▶ _The problem_
Starting at the line with "Find all labels, buttons, inputs, and" and ending at the line with "x-tick-label: 2018 [682, 370, 729, 393]", write out the data again with "y-tick-label" swapped for "y-axis-label" wherever it shows up, keeping everything else the same. Leave the picture out of your answer.

▶ _Stored data_
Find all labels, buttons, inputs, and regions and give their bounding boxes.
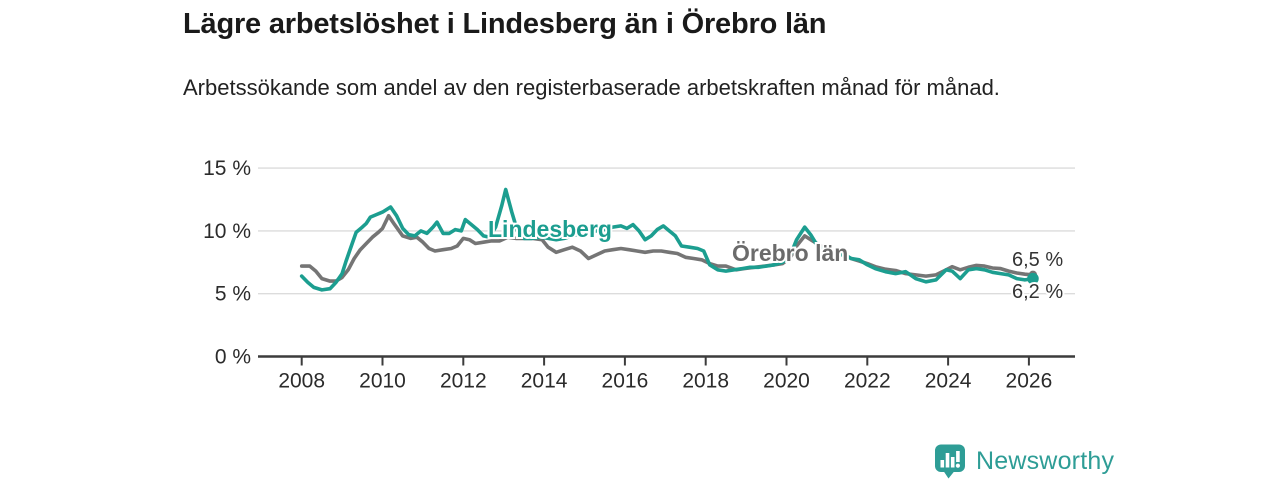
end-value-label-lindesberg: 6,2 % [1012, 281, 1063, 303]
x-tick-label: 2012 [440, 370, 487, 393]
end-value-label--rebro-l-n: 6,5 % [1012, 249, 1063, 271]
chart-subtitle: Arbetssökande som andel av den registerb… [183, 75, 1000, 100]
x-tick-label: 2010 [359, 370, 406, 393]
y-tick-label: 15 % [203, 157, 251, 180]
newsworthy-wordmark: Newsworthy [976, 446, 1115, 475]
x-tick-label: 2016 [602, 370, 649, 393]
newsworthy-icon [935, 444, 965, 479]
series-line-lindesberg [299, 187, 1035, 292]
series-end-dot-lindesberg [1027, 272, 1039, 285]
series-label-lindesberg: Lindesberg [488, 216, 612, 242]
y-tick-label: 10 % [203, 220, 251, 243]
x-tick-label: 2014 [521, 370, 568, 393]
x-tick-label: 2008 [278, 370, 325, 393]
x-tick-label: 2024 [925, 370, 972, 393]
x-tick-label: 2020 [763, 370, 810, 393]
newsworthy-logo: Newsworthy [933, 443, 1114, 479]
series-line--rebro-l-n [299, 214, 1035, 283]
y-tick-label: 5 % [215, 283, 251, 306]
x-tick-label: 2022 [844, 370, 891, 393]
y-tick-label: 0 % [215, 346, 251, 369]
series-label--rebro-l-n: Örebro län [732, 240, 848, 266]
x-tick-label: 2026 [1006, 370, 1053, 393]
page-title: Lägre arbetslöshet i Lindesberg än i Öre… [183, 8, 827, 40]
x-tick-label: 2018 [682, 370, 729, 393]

* * *

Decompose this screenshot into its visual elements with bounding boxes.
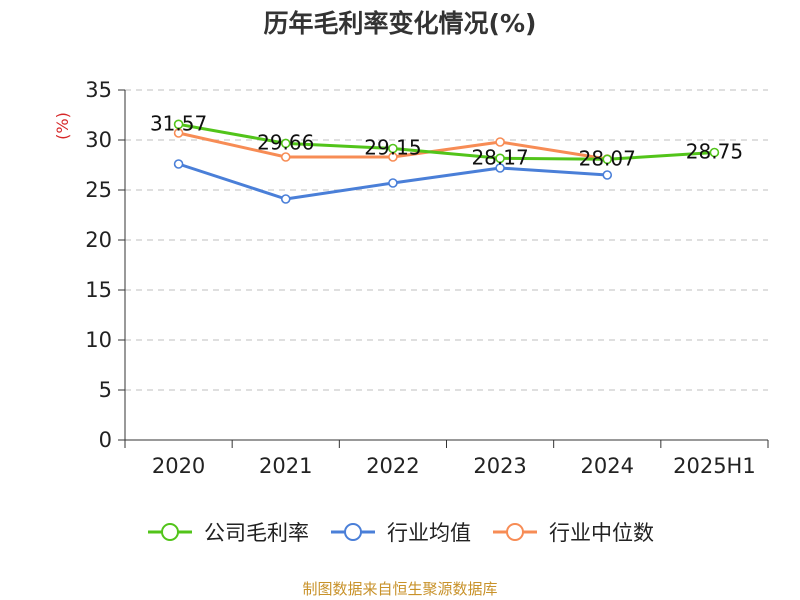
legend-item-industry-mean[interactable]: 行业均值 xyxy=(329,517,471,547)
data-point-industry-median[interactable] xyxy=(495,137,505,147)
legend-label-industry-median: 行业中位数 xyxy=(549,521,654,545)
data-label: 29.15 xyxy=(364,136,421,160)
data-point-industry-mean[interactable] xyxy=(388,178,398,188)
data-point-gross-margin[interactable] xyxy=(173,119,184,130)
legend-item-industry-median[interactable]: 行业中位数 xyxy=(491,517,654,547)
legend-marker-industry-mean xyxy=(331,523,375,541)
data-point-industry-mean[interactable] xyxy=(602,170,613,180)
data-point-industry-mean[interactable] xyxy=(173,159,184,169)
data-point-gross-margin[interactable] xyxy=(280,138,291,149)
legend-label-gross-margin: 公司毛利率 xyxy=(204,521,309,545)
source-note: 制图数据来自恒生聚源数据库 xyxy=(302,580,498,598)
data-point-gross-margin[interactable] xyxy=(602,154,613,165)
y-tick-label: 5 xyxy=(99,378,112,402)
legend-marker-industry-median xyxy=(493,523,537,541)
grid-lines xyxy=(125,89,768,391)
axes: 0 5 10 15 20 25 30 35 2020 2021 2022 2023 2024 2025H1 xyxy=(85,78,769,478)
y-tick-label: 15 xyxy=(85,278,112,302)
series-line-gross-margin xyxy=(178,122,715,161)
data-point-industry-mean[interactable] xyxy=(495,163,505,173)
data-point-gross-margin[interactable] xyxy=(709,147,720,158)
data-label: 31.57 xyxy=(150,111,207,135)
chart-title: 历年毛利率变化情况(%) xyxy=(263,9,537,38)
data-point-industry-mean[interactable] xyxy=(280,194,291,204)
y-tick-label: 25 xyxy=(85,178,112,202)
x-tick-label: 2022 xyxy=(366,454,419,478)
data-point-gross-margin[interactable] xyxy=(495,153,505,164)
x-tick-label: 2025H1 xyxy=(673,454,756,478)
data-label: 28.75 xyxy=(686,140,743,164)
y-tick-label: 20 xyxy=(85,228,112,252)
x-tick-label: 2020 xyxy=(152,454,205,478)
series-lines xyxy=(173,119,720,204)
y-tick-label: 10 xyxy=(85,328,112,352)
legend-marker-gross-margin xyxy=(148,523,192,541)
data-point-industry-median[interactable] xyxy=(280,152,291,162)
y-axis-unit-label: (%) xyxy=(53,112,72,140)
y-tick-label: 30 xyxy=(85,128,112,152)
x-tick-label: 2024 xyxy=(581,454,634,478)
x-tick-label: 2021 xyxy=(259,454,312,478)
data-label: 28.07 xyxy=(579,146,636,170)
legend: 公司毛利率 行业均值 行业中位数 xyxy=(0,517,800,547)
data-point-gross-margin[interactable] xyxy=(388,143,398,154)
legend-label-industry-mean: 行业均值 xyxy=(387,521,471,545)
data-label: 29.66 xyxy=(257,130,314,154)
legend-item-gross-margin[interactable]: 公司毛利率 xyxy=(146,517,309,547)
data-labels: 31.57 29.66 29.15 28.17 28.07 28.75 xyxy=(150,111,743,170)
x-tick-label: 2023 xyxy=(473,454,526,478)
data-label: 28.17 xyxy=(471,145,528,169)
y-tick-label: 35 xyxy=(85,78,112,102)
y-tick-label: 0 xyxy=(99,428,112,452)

==

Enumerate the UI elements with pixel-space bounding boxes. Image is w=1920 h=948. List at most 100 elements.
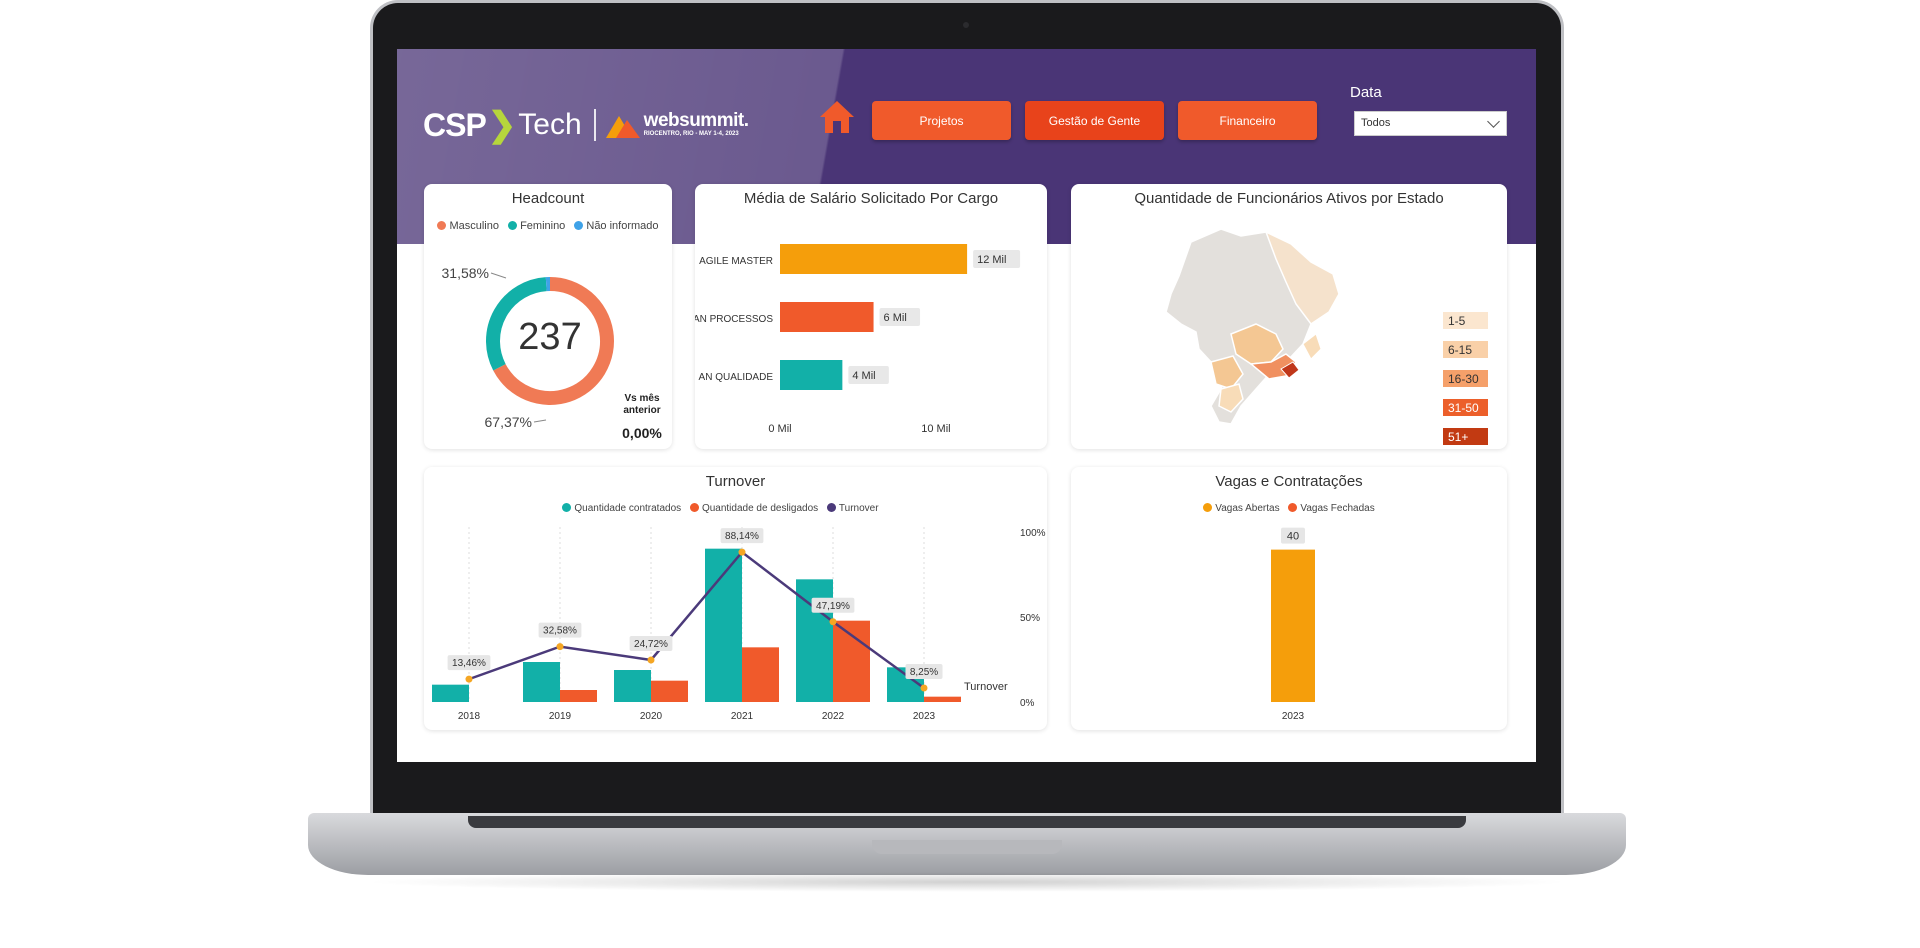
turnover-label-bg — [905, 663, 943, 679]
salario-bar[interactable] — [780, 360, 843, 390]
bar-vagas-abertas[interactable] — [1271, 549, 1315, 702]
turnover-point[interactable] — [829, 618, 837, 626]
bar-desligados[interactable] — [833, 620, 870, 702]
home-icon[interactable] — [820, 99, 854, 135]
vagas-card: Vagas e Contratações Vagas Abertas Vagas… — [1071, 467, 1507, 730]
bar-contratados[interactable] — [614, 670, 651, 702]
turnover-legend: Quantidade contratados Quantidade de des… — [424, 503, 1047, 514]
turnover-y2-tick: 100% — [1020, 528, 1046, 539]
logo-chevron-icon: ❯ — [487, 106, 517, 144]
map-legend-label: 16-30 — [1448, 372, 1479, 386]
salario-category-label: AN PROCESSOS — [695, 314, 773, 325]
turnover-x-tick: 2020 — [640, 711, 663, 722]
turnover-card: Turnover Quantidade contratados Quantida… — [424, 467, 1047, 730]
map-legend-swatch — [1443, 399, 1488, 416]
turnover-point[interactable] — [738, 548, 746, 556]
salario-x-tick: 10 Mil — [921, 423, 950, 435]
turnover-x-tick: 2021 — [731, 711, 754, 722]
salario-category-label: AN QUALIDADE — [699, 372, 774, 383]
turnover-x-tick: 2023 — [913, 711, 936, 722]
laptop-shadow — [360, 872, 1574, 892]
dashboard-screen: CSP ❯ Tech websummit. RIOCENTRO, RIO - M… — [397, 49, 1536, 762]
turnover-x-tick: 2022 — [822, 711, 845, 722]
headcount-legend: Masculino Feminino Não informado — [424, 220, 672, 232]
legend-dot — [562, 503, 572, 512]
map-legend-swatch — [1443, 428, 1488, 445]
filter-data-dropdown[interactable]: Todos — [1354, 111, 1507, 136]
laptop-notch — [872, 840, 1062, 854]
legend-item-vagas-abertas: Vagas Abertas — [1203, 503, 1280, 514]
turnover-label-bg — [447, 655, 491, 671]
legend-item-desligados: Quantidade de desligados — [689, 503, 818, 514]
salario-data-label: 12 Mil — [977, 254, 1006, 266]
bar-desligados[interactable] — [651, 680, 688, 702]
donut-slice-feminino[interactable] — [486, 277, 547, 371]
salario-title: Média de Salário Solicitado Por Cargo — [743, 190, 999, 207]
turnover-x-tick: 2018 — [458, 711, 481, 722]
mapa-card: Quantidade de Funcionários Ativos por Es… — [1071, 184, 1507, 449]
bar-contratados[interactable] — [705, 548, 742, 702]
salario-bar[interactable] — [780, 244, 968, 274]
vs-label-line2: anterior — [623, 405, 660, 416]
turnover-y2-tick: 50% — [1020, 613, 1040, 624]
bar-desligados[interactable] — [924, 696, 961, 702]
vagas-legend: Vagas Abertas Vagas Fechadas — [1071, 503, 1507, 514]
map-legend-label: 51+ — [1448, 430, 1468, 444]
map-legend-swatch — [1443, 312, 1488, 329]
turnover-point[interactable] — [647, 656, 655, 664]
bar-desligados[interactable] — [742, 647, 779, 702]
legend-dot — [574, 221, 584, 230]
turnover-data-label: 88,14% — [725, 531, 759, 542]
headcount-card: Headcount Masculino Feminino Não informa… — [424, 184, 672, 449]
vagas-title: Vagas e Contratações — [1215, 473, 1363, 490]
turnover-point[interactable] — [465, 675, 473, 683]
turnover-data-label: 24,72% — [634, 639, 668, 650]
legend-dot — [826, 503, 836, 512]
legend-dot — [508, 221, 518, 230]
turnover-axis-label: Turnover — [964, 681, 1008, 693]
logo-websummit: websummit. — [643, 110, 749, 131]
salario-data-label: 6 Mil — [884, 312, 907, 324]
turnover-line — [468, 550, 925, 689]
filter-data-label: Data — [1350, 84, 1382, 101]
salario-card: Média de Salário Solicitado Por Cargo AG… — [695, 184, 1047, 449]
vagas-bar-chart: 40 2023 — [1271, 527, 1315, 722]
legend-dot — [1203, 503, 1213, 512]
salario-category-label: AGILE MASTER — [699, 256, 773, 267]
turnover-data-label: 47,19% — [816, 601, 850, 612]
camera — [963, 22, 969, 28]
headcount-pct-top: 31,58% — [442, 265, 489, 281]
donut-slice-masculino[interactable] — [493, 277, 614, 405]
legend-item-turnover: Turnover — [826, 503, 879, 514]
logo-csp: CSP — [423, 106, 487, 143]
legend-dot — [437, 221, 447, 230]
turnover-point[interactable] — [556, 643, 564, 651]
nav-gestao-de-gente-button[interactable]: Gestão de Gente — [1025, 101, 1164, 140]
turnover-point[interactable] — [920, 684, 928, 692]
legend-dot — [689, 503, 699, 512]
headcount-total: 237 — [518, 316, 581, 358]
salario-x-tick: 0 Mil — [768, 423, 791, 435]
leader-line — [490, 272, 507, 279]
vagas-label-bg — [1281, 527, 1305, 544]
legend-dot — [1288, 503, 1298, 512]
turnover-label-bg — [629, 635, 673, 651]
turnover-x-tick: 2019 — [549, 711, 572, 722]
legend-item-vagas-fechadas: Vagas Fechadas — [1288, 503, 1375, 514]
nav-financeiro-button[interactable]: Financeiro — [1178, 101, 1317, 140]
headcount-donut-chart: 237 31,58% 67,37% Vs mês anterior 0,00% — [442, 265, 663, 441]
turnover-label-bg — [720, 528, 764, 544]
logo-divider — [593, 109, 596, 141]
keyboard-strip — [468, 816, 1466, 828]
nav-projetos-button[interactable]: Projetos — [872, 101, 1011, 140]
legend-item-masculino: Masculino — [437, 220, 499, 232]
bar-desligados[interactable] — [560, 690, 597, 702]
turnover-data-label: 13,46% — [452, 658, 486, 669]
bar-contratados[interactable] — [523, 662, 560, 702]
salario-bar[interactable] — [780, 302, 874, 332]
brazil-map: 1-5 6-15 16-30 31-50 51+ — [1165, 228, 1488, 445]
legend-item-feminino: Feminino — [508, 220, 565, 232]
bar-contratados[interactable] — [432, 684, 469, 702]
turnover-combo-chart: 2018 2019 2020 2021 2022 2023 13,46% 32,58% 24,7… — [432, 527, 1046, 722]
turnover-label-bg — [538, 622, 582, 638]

▶ _Output for this task_
Find all labels, buttons, inputs, and regions and give their bounding boxes.
end-value-label-lindesberg: 6,2 % [1012, 281, 1063, 303]
x-tick-label: 2012 [440, 370, 487, 393]
end-value-label--rebro-l-n: 6,5 % [1012, 249, 1063, 271]
chart-subtitle: Arbetssökande som andel av den registerb… [183, 75, 1000, 100]
x-tick-label: 2010 [359, 370, 406, 393]
y-axis-label: 15 % [203, 157, 251, 180]
newsworthy-wordmark: Newsworthy [976, 446, 1115, 475]
x-tick-label: 2016 [602, 370, 649, 393]
newsworthy-icon [935, 444, 965, 479]
series-line-lindesberg [299, 187, 1035, 292]
series-end-dot-lindesberg [1027, 272, 1039, 285]
series-label-lindesberg: Lindesberg [488, 216, 612, 242]
y-axis-label: 10 % [203, 220, 251, 243]
x-tick-label: 2014 [521, 370, 568, 393]
x-tick-label: 2008 [278, 370, 325, 393]
x-tick-label: 2024 [925, 370, 972, 393]
x-tick-label: 2020 [763, 370, 810, 393]
newsworthy-logo: Newsworthy [933, 443, 1114, 479]
series-line--rebro-l-n [299, 214, 1035, 283]
y-axis-label: 5 % [215, 283, 251, 306]
x-tick-label: 2022 [844, 370, 891, 393]
y-axis-label: 0 % [215, 346, 251, 369]
series-label--rebro-l-n: Örebro län [732, 240, 848, 266]
x-tick-label: 2026 [1006, 370, 1053, 393]
page-title: Lägre arbetslöshet i Lindesberg än i Öre… [183, 8, 827, 40]
x-tick-label: 2018 [682, 370, 729, 393]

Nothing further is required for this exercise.